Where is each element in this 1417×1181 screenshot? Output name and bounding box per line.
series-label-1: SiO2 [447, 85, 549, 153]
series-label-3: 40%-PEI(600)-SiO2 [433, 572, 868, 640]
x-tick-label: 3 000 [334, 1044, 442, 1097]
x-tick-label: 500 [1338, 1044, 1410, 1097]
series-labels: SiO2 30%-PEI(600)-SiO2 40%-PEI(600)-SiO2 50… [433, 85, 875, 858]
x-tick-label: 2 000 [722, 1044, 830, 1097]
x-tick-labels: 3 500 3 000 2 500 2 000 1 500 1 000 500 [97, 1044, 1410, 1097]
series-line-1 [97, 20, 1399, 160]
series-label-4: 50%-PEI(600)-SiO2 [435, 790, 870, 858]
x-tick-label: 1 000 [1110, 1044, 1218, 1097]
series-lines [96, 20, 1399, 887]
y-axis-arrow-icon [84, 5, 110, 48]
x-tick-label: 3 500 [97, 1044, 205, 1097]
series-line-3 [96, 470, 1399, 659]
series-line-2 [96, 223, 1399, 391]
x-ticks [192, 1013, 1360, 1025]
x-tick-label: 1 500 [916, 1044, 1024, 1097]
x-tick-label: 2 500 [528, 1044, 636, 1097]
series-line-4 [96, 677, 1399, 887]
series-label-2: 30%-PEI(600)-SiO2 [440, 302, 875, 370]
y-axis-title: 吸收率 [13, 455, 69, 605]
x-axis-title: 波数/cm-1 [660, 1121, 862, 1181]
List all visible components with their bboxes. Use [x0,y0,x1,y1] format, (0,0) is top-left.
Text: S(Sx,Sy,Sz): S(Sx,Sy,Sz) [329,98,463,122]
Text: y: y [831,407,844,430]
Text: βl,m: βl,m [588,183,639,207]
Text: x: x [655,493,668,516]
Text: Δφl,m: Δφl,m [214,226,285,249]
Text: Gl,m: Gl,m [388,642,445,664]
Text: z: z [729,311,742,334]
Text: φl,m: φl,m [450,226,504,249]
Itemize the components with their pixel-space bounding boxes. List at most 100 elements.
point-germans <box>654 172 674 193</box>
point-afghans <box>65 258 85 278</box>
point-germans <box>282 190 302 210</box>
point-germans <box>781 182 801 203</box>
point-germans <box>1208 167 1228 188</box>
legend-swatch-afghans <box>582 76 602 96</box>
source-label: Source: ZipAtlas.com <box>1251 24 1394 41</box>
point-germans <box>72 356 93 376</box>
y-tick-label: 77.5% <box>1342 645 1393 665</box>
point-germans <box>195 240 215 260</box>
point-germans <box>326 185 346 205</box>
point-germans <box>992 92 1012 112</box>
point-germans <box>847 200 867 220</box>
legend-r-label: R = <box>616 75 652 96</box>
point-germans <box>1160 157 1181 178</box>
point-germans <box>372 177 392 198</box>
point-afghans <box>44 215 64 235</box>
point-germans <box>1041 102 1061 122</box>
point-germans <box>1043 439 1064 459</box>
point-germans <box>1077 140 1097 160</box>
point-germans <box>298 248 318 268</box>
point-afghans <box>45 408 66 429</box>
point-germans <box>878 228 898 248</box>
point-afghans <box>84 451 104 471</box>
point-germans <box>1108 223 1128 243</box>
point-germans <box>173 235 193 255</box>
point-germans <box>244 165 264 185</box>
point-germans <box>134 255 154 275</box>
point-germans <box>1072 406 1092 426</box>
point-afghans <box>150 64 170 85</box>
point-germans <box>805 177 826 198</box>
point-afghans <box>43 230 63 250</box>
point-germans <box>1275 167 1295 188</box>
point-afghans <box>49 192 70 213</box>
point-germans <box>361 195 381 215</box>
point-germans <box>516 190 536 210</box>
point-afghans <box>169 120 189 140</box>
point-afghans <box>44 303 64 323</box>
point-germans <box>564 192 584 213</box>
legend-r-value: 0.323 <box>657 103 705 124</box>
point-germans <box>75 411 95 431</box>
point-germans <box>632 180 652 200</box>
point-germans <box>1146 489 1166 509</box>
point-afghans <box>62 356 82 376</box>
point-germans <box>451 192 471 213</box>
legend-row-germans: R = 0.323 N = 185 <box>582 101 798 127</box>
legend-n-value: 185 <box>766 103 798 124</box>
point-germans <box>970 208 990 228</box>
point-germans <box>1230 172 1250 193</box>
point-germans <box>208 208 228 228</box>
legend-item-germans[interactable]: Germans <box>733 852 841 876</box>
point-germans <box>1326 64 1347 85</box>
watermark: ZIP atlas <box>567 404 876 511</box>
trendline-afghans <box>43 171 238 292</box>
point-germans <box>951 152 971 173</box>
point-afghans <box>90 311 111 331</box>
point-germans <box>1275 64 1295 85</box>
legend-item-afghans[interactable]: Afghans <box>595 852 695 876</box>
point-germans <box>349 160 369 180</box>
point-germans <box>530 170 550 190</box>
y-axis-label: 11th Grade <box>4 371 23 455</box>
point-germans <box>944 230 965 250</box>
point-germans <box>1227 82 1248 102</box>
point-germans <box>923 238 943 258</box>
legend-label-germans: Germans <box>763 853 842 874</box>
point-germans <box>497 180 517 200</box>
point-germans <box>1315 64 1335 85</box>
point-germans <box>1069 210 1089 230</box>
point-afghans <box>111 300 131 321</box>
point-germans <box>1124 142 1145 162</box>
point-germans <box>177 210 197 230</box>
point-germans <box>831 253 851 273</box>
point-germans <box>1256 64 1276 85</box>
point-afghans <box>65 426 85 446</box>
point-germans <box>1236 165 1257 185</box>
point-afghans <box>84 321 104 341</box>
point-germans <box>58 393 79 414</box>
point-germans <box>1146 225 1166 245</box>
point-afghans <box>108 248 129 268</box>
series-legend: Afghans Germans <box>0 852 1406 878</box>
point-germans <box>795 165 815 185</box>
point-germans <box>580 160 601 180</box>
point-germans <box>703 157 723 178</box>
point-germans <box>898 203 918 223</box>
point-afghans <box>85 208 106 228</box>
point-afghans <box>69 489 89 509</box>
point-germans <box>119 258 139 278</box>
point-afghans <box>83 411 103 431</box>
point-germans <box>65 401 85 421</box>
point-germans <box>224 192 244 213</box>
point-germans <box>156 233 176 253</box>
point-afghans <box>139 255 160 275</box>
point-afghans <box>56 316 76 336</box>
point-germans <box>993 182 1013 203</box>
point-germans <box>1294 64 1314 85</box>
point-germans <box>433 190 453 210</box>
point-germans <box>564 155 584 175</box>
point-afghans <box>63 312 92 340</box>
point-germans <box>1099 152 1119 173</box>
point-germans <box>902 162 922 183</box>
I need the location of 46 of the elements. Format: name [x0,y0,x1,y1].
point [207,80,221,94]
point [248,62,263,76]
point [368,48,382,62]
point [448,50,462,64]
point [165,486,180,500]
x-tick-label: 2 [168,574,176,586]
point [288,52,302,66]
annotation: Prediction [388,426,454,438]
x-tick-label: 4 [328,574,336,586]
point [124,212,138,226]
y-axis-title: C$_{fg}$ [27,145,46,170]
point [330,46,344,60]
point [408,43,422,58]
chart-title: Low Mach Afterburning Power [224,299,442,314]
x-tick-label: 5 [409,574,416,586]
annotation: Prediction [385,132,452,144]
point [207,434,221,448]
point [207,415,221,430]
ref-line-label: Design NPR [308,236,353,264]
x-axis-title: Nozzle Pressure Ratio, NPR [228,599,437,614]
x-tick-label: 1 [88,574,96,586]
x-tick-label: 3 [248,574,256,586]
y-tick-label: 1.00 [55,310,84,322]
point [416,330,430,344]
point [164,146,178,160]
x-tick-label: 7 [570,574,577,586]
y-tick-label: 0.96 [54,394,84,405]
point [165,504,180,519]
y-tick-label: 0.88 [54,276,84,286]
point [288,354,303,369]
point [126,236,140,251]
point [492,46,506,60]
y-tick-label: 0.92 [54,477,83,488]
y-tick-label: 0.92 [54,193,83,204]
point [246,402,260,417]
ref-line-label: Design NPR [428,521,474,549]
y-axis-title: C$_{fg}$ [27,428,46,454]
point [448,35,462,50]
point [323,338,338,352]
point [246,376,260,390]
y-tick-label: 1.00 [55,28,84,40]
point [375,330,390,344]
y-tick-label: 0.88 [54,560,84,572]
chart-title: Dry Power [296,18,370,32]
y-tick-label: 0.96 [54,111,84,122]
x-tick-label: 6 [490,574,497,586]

§ §

-- TASK PROMPT --
Starting at the beginning of the records and continuing through the line that contains "series-label-2: 30%-PEI(600)-SiO2 [440, 302, 875, 370]", rewrite those lines as a numbered list, omitting any blank lines.

-- ANSWER TO THE EXERCISE --
1. Where is each element in this 1417×1181 screenshot? Output name and bounding box per line.
2. series-label-1: SiO2 [447, 85, 549, 153]
3. series-label-3: 40%-PEI(600)-SiO2 [433, 572, 868, 640]
4. x-tick-label: 3 000 [334, 1044, 442, 1097]
5. x-tick-label: 500 [1338, 1044, 1410, 1097]
6. series-labels: SiO2 30%-PEI(600)-SiO2 40%-PEI(600)-SiO2 50… [433, 85, 875, 858]
7. x-tick-label: 2 000 [722, 1044, 830, 1097]
8. x-tick-labels: 3 500 3 000 2 500 2 000 1 500 1 000 500 [97, 1044, 1410, 1097]
9. series-line-1 [97, 20, 1399, 160]
10. series-label-4: 50%-PEI(600)-SiO2 [435, 790, 870, 858]
11. x-tick-label: 1 000 [1110, 1044, 1218, 1097]
12. series-lines [96, 20, 1399, 887]
13. y-axis-arrow-icon [84, 5, 110, 48]
14. x-tick-label: 3 500 [97, 1044, 205, 1097]
15. series-line-3 [96, 470, 1399, 659]
16. series-line-2 [96, 223, 1399, 391]
17. x-ticks [192, 1013, 1360, 1025]
18. x-tick-label: 1 500 [916, 1044, 1024, 1097]
19. x-tick-label: 2 500 [528, 1044, 636, 1097]
20. series-line-4 [96, 677, 1399, 887]
21. series-label-2: 30%-PEI(600)-SiO2 [440, 302, 875, 370]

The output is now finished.